Given instruction: Locate and copy all lines bearing the word "tabir".

Material:
━━━━━━━━

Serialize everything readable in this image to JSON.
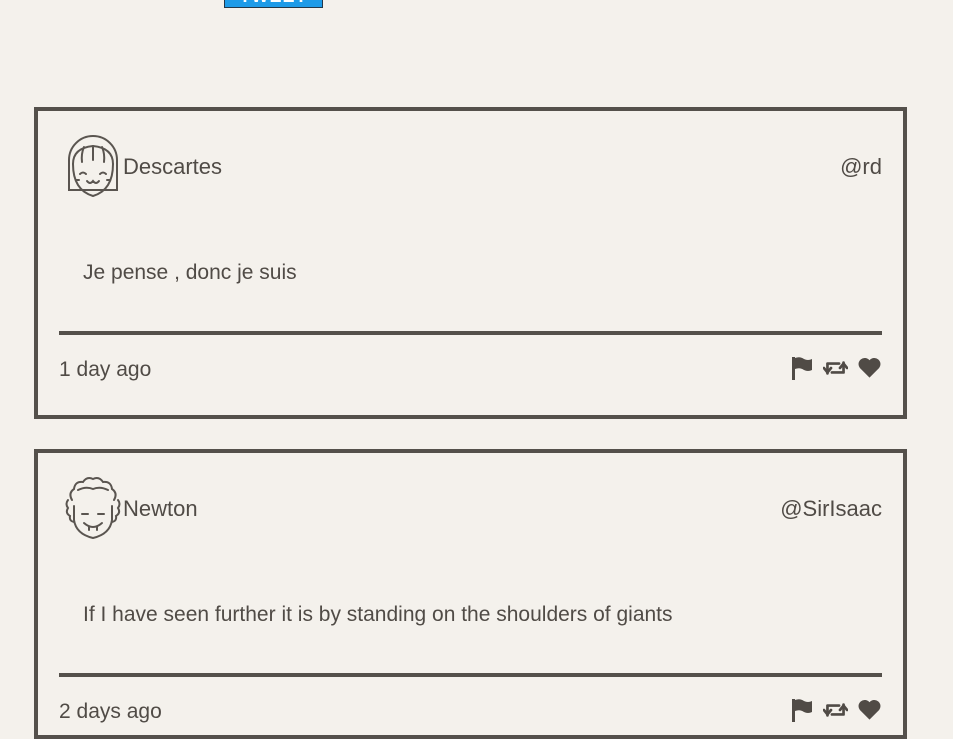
{
  "top_button": {
    "label": "TWEET"
  },
  "tweets": [
    {
      "name": "Descartes",
      "handle": "@rd",
      "message": "Je pense , donc je suis",
      "time": "1 day ago",
      "avatar_icon": "girl-face-icon"
    },
    {
      "name": "Newton",
      "handle": "@SirIsaac",
      "message": "If I have seen further it is by standing on the shoulders of giants",
      "time": "2 days ago",
      "avatar_icon": "curly-hair-face-icon"
    }
  ],
  "actions": [
    "flag-icon",
    "retweet-icon",
    "heart-icon"
  ],
  "colors": {
    "background": "#f4f1ec",
    "border": "#54504b",
    "text": "#504b46",
    "button": "#1e9be8"
  }
}
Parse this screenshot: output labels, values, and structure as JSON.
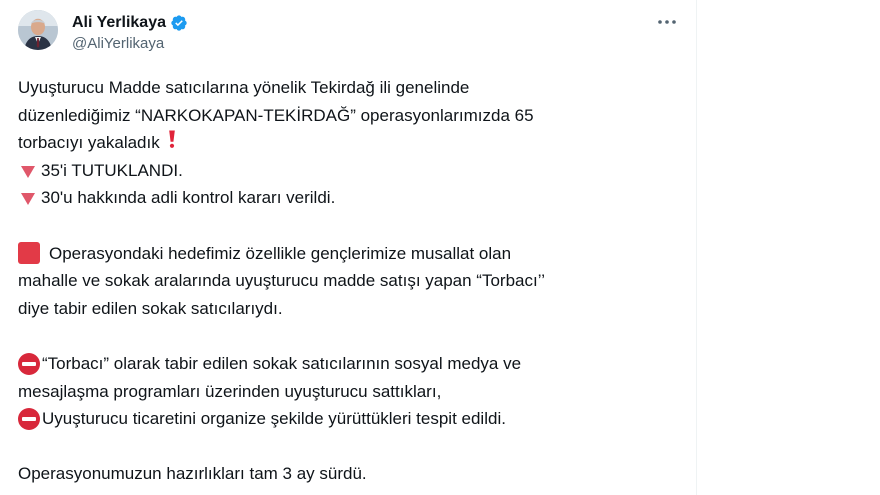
{
  "author": {
    "display_name": "Ali Yerlikaya",
    "handle": "@AliYerlikaya",
    "verified": true,
    "verified_color": "#1d9bf0"
  },
  "menu": {
    "more_icon": "more-horizontal-icon"
  },
  "tweet": {
    "lines": {
      "l1": "Uyuşturucu Madde satıcılarına yönelik Tekirdağ ili genelinde",
      "l2": "düzenlediğimiz “NARKOKAPAN-TEKİRDAĞ” operasyonlarımızda 65",
      "l3": "torbacıyı yakaladık",
      "l4": "35'i TUTUKLANDI.",
      "l5": "30'u hakkında adli kontrol kararı verildi.",
      "l6": "Operasyondaki hedefimiz özellikle gençlerimize musallat olan",
      "l7": "mahalle ve sokak aralarında uyuşturucu madde satışı yapan “Torbacı’’",
      "l8": "diye tabir edilen sokak satıcılarıydı.",
      "l9": "“Torbacı” olarak tabir edilen sokak satıcılarının sosyal medya ve",
      "l10": "mesajlaşma programları üzerinden uyuşturucu sattıkları,",
      "l11": "Uyuşturucu ticaretini organize şekilde yürüttükleri tespit edildi.",
      "l12": "Operasyonumuzun hazırlıkları tam 3 ay sürdü."
    },
    "emoji_icons": [
      "red-exclamation-icon",
      "red-triangle-down-icon",
      "red-square-icon",
      "no-entry-icon"
    ]
  },
  "colors": {
    "text": "#0f1419",
    "secondary_text": "#536471",
    "emoji_red": "#e23a47"
  }
}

━━━━━━━━

Exercise response:
      "l8": "diye tabir edilen sokak satıcılarıydı.",
      "l9": "“Torbacı” olarak tabir edilen sokak satıcılarının sosyal medya ve",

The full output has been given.